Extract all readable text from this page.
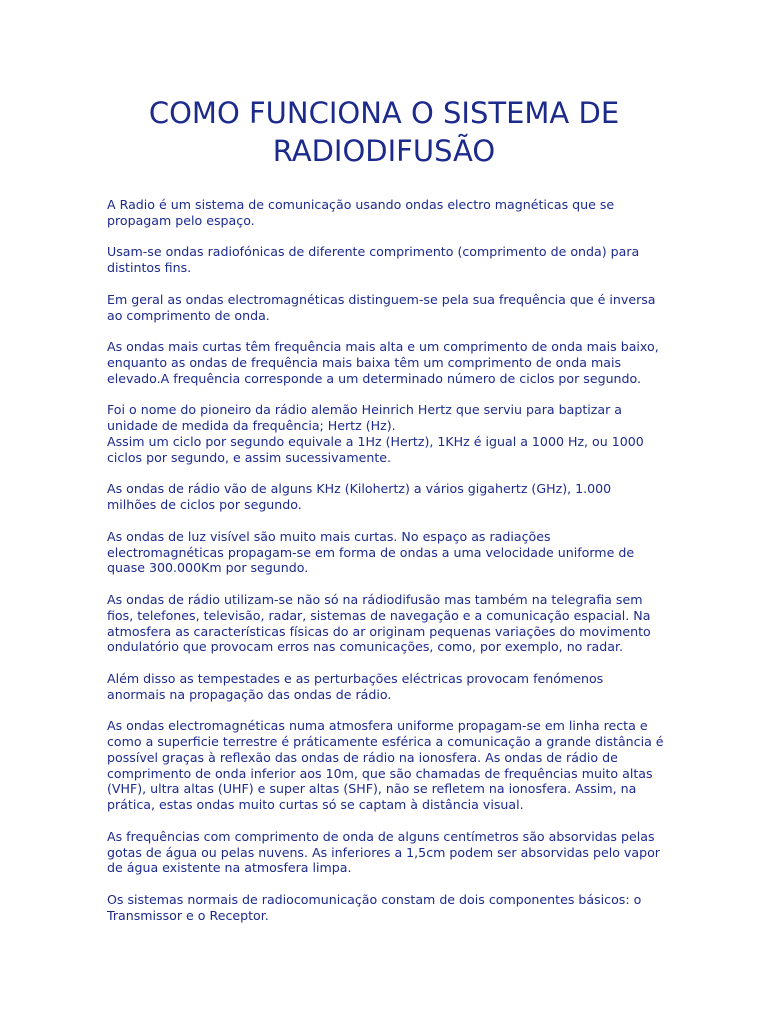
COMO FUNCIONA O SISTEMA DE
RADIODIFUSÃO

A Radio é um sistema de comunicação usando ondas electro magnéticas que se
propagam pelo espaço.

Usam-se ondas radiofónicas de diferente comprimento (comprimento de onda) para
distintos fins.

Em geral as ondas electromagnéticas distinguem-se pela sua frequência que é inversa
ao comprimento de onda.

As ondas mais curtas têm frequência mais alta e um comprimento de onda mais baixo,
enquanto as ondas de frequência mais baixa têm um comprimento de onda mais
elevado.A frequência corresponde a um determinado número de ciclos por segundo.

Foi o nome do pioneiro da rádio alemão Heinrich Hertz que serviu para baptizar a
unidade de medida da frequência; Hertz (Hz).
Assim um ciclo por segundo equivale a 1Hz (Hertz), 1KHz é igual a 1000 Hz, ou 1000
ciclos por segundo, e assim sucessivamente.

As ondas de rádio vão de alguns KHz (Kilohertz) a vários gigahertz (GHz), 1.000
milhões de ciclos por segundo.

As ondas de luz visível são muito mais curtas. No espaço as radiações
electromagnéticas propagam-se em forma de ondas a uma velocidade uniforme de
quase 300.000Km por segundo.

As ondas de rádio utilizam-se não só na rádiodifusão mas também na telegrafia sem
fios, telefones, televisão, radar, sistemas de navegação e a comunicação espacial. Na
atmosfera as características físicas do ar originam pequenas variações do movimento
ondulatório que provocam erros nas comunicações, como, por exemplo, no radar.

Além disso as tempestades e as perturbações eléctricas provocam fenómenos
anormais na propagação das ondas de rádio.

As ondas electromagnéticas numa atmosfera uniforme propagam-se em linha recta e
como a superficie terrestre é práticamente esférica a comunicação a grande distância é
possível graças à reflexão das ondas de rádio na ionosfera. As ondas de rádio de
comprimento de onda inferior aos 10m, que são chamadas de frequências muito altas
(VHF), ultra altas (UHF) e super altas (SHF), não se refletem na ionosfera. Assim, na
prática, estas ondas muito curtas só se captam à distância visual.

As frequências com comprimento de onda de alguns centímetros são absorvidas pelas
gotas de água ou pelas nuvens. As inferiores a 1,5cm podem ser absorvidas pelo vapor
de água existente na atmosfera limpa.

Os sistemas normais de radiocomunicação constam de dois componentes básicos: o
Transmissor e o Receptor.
..............................
Gather all lines from the listing above in which "sistemas" occurs.

ANSWER =>
fios, telefones, televisão, radar, sistemas de navegação e a comunicação espacial. Na
Os sistemas normais de radiocomunicação constam de dois componentes básicos: o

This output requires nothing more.